◆ EXERCISE GOAL
Every line that contains the word "zoom" should be copied out.

(Dataset items)
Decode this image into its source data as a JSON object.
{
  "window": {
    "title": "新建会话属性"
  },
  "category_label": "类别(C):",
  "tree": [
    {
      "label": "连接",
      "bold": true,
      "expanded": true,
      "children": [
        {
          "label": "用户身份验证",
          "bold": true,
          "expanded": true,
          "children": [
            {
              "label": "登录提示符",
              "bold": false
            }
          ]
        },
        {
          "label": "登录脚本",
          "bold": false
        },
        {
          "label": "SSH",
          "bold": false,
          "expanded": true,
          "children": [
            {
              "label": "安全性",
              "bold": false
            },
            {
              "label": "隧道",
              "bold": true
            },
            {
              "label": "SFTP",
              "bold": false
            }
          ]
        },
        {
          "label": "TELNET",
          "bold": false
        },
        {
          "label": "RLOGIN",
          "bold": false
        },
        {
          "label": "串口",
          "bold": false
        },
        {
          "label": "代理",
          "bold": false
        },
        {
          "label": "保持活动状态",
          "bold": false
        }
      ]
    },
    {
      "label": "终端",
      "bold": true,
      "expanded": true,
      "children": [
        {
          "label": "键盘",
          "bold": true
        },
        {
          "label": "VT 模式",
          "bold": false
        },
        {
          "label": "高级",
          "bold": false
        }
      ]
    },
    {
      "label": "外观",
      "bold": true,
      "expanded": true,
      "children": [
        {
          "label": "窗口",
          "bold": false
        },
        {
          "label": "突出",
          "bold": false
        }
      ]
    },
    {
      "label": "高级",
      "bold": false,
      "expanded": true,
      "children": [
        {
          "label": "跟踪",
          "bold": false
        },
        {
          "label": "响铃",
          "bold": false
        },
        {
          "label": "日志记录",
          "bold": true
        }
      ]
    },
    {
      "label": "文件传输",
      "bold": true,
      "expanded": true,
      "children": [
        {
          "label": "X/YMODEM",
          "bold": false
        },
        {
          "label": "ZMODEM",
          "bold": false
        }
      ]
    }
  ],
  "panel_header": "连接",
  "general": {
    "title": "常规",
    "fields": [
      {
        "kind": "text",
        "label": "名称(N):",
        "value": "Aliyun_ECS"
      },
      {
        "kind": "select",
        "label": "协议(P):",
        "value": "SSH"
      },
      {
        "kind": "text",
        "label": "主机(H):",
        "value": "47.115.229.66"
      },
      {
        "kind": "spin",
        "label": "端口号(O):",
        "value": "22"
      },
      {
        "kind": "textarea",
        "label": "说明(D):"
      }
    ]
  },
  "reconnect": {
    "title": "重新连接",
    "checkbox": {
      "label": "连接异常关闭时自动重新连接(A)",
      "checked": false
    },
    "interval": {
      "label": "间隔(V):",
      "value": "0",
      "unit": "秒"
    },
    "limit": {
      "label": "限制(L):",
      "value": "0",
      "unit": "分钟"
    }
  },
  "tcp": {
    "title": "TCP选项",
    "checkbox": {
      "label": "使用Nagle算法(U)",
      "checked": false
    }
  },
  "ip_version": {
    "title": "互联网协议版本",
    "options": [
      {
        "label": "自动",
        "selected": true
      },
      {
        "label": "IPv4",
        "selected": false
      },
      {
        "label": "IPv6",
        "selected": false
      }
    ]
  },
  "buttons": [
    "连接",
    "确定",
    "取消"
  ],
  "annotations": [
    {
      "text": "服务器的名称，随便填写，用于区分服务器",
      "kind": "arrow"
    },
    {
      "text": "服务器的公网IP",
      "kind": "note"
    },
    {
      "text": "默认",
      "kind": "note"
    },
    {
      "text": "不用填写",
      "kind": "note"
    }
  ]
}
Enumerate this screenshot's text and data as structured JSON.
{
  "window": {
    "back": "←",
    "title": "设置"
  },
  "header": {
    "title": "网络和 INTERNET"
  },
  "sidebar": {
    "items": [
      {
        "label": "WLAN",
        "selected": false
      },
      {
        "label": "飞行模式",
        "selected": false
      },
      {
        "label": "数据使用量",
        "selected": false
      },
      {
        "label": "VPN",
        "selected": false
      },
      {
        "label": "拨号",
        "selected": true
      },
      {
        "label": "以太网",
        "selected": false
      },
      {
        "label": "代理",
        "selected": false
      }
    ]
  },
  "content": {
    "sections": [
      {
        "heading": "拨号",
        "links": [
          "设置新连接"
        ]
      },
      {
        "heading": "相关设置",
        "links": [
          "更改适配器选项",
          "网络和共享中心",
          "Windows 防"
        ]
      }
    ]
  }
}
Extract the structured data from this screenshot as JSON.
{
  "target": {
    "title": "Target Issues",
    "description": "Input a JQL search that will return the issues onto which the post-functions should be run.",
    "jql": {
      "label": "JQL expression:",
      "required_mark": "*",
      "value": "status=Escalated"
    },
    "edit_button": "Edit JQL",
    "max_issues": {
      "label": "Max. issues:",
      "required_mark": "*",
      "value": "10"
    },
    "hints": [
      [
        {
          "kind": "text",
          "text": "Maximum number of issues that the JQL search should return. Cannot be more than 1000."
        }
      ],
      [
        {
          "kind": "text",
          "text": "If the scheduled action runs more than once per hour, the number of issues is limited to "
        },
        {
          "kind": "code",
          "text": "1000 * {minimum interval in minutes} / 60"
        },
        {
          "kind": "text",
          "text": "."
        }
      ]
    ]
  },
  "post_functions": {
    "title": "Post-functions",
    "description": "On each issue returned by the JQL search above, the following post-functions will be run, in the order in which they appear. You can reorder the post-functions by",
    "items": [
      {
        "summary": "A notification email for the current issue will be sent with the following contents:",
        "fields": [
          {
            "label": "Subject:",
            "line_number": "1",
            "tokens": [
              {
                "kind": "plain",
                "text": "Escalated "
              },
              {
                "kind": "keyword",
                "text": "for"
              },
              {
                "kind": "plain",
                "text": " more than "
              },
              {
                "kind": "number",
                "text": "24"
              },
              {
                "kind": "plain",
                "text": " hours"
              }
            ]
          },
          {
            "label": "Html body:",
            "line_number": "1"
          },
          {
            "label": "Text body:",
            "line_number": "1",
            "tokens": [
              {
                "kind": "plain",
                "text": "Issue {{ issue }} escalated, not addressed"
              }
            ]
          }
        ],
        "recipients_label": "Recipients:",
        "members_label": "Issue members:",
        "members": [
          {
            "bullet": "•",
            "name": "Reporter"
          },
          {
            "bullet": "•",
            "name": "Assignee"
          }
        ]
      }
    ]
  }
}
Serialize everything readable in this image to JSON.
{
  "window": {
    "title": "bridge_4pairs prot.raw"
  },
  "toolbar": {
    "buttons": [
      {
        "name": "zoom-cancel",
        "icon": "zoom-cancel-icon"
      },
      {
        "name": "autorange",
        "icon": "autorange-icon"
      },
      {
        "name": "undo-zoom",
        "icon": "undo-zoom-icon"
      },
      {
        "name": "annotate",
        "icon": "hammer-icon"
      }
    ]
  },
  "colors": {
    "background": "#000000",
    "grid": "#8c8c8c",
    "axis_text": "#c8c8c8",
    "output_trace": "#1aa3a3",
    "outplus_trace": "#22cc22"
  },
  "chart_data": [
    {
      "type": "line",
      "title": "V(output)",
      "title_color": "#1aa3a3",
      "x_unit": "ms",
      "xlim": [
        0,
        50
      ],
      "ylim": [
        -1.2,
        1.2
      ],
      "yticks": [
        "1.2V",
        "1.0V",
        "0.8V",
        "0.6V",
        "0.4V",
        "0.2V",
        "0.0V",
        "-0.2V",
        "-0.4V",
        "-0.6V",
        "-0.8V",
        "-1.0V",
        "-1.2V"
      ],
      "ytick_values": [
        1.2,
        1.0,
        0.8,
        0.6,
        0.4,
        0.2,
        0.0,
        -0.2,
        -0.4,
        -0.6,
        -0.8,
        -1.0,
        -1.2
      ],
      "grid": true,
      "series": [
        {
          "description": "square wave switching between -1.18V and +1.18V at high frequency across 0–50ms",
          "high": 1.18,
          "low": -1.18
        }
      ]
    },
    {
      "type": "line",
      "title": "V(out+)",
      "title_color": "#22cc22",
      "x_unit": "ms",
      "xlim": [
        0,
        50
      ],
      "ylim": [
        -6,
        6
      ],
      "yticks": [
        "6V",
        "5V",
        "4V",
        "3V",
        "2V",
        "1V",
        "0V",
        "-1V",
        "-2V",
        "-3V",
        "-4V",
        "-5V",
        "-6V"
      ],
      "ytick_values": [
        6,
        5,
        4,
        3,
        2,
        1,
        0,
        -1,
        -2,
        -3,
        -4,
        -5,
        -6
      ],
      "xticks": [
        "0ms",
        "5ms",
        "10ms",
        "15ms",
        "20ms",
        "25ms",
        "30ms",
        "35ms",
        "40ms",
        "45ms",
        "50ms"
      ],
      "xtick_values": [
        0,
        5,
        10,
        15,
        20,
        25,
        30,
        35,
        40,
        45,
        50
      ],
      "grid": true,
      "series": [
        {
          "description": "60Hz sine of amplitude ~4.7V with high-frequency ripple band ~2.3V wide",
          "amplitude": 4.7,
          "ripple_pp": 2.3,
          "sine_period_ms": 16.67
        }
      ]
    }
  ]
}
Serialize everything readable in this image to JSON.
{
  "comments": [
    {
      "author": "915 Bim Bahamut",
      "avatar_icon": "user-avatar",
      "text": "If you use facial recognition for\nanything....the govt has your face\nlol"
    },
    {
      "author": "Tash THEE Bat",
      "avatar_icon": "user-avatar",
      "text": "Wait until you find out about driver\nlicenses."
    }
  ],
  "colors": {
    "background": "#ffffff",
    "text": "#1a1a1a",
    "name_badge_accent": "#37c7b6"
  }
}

◆ TASK RESULT
        "name": "zoom-cancel",
        "icon": "zoom-cancel-icon"
        "name": "undo-zoom",
        "icon": "undo-zoom-icon"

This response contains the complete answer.